◆ **TASK DETAILS**
Using the records below, report how many lines hold "routable", with no extra text.

◆ **EXTRACTED RECORDS**
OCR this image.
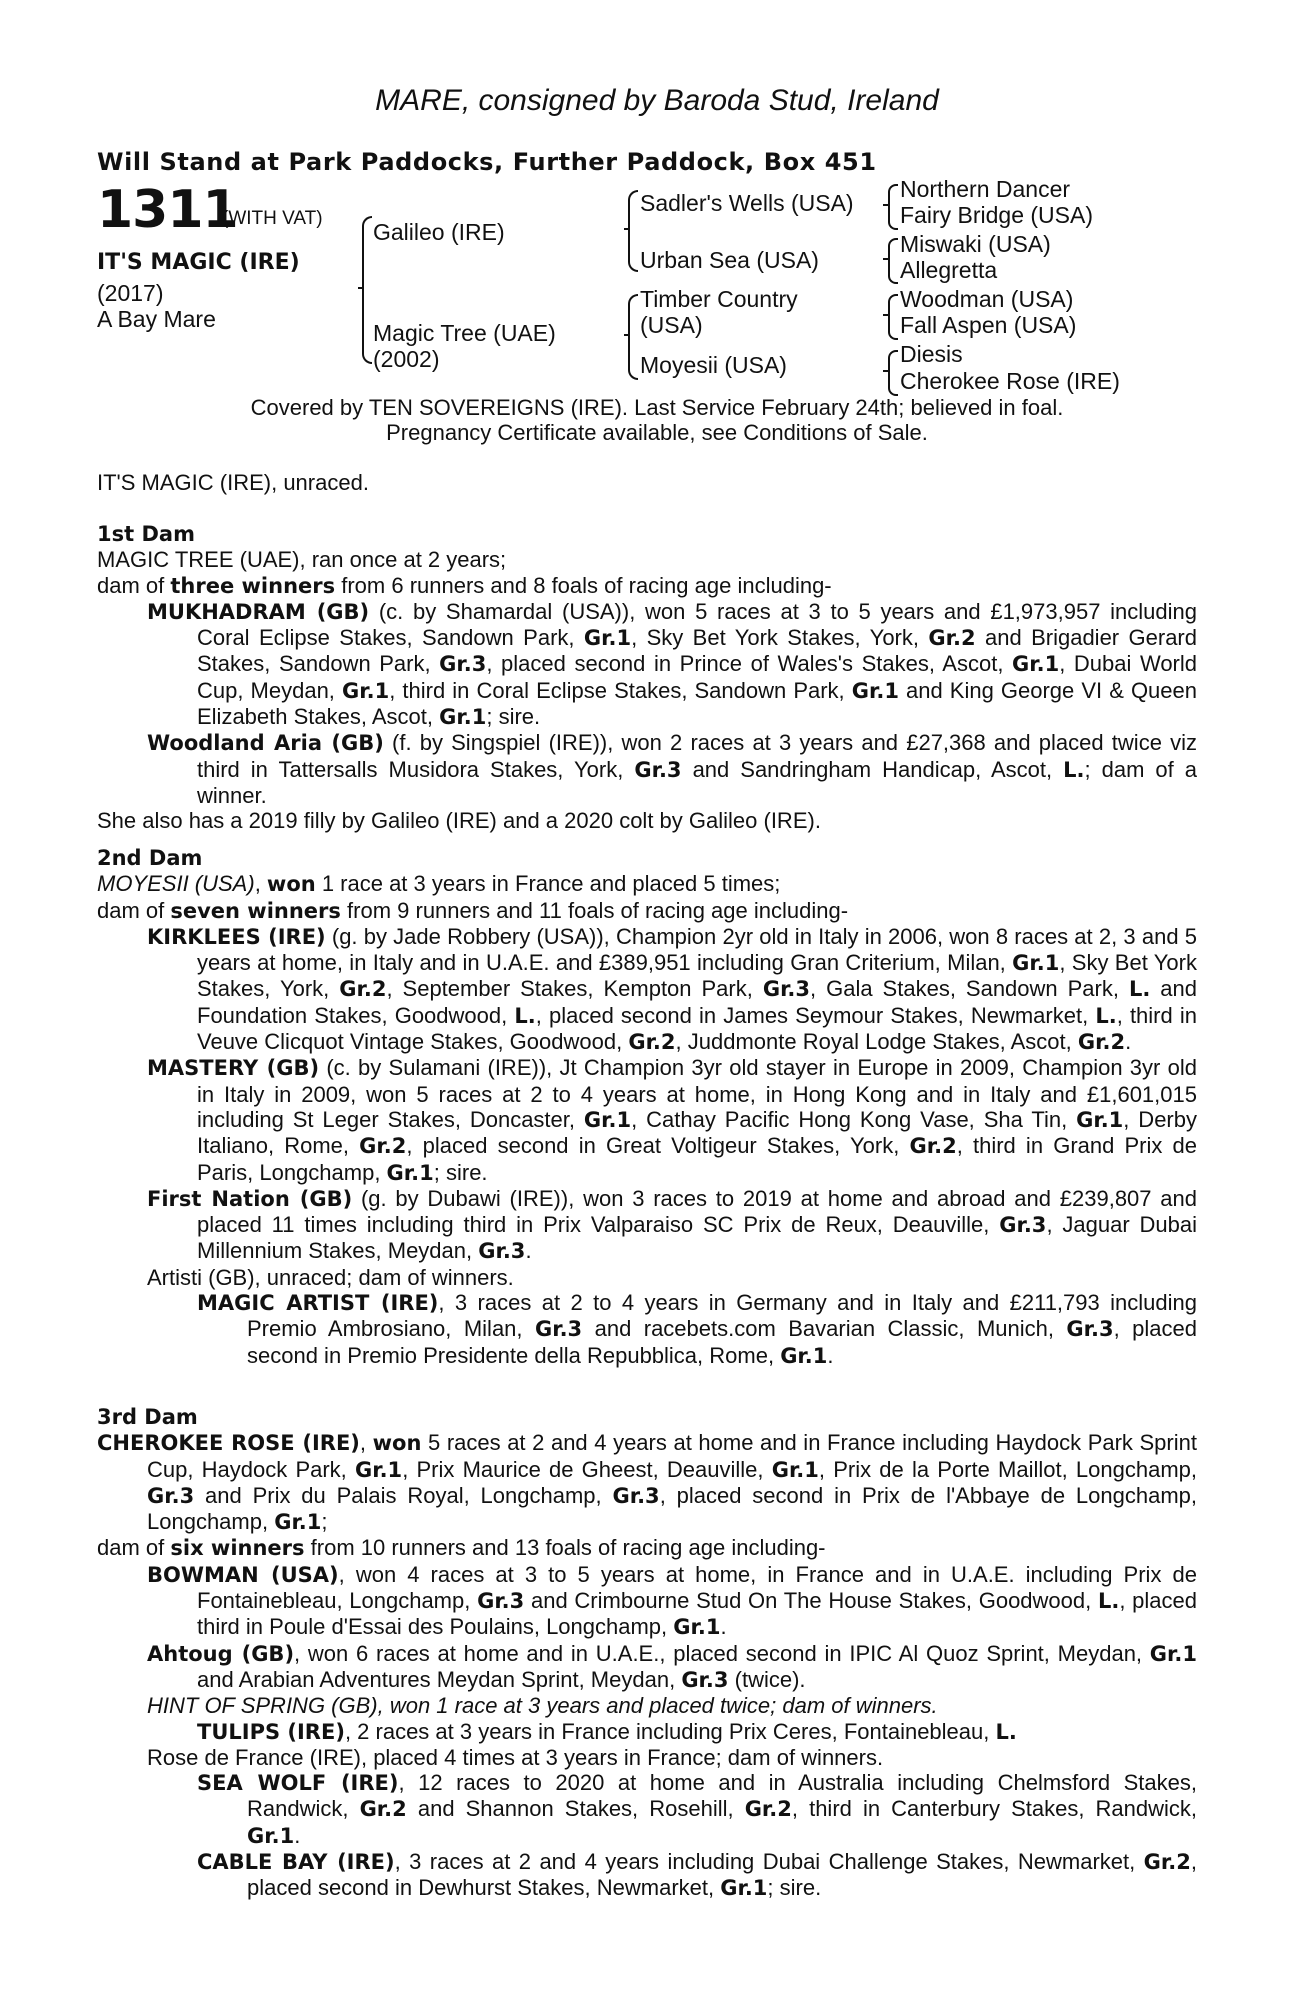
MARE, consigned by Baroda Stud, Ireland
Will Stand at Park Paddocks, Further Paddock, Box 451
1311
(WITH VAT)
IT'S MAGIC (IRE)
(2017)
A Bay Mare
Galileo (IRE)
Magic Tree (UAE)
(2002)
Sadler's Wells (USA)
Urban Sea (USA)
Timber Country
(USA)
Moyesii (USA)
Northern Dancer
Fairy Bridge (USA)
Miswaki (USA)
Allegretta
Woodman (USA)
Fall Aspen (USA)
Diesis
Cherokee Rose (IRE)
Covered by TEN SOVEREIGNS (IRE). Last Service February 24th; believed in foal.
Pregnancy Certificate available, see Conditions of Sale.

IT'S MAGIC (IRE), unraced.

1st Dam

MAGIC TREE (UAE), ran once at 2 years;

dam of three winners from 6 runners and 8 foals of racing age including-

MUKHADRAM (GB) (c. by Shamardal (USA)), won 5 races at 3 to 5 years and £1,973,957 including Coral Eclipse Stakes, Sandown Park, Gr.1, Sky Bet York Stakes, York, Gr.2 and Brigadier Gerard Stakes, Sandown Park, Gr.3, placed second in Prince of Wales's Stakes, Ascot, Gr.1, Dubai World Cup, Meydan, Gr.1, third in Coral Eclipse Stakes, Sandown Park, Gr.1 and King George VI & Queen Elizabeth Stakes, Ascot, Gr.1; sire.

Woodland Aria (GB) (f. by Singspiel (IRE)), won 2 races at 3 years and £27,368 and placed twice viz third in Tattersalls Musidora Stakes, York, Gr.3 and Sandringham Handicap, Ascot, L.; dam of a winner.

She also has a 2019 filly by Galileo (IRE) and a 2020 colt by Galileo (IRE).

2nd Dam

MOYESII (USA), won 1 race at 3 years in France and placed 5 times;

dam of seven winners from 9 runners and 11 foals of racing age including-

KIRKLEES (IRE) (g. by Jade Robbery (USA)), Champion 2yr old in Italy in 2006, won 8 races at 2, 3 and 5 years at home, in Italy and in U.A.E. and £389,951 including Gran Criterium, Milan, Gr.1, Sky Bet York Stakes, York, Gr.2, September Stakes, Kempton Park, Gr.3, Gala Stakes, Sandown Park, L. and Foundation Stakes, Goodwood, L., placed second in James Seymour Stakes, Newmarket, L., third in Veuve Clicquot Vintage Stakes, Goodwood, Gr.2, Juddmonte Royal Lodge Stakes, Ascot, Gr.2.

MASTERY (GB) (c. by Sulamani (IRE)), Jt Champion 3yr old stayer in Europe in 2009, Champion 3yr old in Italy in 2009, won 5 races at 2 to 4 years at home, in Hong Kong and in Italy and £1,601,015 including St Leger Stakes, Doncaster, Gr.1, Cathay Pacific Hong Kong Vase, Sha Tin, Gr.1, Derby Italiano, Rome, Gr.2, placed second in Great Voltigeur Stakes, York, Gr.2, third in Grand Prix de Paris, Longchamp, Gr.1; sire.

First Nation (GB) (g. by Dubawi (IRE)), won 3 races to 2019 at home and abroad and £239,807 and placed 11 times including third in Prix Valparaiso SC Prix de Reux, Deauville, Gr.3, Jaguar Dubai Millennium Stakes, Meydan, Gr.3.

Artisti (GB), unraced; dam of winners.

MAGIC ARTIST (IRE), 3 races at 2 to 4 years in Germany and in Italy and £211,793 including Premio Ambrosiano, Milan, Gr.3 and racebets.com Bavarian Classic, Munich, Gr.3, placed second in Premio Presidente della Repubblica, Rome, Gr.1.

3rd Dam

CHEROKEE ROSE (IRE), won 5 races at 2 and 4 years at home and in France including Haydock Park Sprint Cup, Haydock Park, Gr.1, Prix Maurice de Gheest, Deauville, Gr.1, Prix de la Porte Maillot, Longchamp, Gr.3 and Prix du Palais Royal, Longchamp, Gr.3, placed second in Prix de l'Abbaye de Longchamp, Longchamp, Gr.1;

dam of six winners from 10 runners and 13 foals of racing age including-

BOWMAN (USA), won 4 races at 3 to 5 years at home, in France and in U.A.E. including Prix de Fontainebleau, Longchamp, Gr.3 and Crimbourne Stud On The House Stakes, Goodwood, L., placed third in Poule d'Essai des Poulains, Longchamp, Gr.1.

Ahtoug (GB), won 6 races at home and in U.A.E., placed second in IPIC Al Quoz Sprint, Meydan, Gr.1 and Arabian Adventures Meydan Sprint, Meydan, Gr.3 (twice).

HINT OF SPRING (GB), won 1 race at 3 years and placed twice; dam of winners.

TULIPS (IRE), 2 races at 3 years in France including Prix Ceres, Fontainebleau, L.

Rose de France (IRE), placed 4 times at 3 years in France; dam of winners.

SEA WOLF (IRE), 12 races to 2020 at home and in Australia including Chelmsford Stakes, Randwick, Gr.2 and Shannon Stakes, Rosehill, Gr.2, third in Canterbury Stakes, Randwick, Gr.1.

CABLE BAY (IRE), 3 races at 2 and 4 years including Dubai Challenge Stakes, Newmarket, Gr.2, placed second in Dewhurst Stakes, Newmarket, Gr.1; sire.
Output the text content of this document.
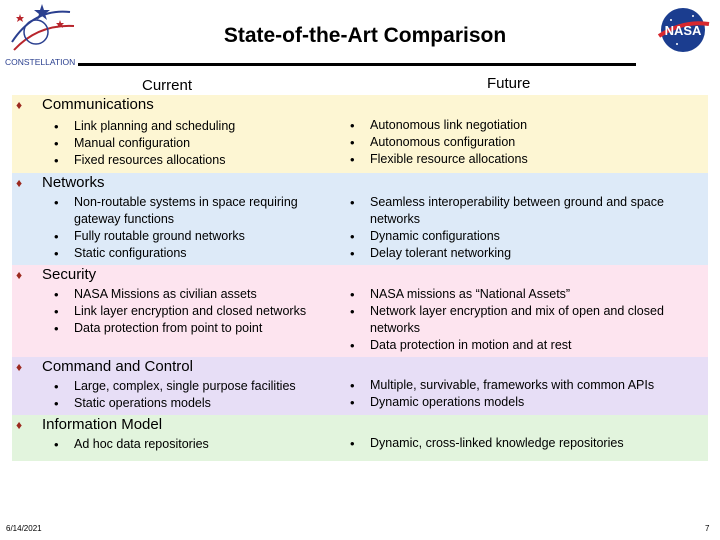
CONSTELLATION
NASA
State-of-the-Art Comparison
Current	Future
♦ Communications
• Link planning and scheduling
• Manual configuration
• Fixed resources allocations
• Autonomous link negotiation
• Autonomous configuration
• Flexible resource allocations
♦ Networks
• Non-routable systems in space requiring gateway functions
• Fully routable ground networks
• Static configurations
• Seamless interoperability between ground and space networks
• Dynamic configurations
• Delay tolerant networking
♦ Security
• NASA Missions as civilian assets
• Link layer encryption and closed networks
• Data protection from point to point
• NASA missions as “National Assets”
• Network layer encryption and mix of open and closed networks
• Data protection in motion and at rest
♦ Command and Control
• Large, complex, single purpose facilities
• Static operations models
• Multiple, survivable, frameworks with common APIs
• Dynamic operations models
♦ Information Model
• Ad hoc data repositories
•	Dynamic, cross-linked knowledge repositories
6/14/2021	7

◆ **EXPECTED OUTPUT**
2